** BEGIN MATERIAL FOR THE TASK **
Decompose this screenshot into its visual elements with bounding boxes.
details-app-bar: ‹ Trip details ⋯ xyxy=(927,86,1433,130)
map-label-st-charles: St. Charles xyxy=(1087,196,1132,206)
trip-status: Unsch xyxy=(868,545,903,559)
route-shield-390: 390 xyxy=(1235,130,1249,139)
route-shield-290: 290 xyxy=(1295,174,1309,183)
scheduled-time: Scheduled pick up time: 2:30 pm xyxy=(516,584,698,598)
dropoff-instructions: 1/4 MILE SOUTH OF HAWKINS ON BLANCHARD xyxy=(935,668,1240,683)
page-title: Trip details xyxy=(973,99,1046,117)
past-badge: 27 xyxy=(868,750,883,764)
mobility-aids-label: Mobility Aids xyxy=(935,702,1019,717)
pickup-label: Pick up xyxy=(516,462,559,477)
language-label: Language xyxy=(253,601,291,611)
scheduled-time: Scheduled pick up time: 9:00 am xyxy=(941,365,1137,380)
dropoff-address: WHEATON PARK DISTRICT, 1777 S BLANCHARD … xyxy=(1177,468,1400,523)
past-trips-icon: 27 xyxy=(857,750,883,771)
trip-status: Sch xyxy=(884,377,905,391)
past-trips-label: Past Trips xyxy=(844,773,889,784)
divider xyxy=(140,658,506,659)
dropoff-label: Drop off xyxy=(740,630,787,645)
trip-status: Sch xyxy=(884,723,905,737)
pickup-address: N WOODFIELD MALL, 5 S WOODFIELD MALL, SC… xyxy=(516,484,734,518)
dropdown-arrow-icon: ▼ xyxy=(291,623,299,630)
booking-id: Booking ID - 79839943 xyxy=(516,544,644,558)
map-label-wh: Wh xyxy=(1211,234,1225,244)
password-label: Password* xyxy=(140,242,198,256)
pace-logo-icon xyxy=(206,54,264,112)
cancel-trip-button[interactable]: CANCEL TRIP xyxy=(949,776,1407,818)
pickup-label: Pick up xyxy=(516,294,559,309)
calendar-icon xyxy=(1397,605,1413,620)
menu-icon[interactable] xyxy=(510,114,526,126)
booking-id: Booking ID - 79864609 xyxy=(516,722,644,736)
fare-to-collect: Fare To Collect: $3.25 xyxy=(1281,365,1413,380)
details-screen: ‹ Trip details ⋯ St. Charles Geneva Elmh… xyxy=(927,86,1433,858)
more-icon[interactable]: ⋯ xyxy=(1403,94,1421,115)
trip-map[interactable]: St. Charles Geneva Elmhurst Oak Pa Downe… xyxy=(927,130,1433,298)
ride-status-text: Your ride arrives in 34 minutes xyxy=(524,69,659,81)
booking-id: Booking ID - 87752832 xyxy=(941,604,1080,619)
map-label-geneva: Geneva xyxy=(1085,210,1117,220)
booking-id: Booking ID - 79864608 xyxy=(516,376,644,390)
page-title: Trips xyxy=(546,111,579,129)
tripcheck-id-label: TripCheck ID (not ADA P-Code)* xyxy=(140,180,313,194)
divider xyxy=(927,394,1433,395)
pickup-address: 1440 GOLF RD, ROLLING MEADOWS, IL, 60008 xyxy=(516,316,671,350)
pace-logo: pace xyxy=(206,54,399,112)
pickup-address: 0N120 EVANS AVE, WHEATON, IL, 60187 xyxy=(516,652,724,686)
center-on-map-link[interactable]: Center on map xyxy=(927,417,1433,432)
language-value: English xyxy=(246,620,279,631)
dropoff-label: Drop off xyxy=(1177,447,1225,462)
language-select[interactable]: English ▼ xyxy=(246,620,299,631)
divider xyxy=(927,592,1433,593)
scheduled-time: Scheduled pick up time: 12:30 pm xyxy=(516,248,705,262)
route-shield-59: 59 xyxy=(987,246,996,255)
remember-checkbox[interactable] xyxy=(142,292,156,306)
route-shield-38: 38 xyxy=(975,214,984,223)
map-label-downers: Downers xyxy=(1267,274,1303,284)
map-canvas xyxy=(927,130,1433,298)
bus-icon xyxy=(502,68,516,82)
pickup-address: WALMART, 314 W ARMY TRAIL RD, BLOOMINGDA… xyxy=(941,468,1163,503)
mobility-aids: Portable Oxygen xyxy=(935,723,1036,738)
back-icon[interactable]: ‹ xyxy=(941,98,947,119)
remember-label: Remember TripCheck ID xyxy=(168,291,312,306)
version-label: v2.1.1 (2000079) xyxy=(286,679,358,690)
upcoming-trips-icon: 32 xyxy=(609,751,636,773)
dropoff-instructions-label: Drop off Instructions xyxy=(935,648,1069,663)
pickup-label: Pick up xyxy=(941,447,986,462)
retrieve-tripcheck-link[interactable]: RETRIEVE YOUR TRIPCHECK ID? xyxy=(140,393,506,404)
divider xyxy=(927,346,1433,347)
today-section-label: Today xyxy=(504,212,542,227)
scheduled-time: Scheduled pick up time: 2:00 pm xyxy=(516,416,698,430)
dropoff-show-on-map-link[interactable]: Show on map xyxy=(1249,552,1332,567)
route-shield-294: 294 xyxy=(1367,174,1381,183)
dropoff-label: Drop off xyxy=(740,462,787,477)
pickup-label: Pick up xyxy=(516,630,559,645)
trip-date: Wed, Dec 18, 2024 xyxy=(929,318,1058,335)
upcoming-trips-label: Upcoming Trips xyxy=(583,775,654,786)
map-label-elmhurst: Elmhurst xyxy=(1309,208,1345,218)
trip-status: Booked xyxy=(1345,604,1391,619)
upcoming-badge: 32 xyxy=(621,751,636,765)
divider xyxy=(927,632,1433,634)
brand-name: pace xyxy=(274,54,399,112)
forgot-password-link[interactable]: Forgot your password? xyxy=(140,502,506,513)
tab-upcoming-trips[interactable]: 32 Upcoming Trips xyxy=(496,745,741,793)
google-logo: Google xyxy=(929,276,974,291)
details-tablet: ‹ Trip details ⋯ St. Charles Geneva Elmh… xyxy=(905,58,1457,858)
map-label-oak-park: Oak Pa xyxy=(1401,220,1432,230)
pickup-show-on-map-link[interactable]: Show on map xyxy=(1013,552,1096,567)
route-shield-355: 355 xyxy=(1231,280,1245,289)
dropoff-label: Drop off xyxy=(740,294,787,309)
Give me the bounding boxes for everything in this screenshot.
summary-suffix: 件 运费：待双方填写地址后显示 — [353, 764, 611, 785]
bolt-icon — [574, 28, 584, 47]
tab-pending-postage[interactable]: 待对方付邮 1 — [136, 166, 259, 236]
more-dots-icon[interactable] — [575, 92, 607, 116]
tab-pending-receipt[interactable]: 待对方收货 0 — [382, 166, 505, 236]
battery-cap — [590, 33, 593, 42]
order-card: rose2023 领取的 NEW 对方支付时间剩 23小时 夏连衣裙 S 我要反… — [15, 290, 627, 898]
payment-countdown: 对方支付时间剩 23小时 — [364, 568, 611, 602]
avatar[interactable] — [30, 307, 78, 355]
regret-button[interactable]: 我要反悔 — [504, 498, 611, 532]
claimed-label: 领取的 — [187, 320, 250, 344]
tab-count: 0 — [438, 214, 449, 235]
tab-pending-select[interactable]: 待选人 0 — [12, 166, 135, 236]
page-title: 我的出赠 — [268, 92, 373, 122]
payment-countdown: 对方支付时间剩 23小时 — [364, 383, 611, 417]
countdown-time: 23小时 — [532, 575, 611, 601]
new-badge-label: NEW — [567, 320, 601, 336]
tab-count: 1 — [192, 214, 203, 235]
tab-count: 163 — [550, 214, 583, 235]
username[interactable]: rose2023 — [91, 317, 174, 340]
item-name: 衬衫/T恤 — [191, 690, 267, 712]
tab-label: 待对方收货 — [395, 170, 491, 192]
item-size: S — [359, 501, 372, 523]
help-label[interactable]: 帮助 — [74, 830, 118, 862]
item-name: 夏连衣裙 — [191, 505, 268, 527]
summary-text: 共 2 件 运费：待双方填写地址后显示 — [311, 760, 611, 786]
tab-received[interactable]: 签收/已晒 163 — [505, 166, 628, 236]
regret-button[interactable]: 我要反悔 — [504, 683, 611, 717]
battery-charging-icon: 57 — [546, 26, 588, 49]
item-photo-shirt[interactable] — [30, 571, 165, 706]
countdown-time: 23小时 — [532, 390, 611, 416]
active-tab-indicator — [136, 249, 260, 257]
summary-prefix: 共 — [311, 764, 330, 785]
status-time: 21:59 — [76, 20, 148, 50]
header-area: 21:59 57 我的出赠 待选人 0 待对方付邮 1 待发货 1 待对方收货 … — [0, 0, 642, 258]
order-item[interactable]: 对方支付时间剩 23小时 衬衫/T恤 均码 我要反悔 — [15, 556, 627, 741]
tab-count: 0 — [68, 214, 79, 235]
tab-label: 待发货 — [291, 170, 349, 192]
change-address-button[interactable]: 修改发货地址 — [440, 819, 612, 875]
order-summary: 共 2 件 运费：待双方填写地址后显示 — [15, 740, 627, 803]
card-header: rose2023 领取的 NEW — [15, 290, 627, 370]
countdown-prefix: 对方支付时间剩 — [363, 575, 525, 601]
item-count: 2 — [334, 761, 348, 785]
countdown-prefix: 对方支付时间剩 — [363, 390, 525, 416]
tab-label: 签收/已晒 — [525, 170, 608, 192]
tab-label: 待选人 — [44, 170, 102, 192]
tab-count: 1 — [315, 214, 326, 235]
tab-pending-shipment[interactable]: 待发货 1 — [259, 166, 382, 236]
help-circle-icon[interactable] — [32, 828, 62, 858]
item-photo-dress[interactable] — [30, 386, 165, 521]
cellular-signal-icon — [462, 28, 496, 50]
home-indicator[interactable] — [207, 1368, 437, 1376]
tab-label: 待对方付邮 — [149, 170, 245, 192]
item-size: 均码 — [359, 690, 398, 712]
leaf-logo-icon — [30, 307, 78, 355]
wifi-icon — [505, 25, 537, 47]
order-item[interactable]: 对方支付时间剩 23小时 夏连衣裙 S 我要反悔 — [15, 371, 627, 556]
** END MATERIAL FOR THE TASK **
» STATED EXERCISE
Pull out every line in the listing above that contains the string "status", matching its capitalization exactly.

» EXERCISE RESPONSE
trip-status: Unsch xyxy=(868,545,903,559)
trip-status: Sch xyxy=(884,377,905,391)
trip-status: Sch xyxy=(884,723,905,737)
ride-status-text: Your ride arrives in 34 minutes xyxy=(524,69,659,81)
trip-status: Booked xyxy=(1345,604,1391,619)
status-time: 21:59 — [76, 20, 148, 50]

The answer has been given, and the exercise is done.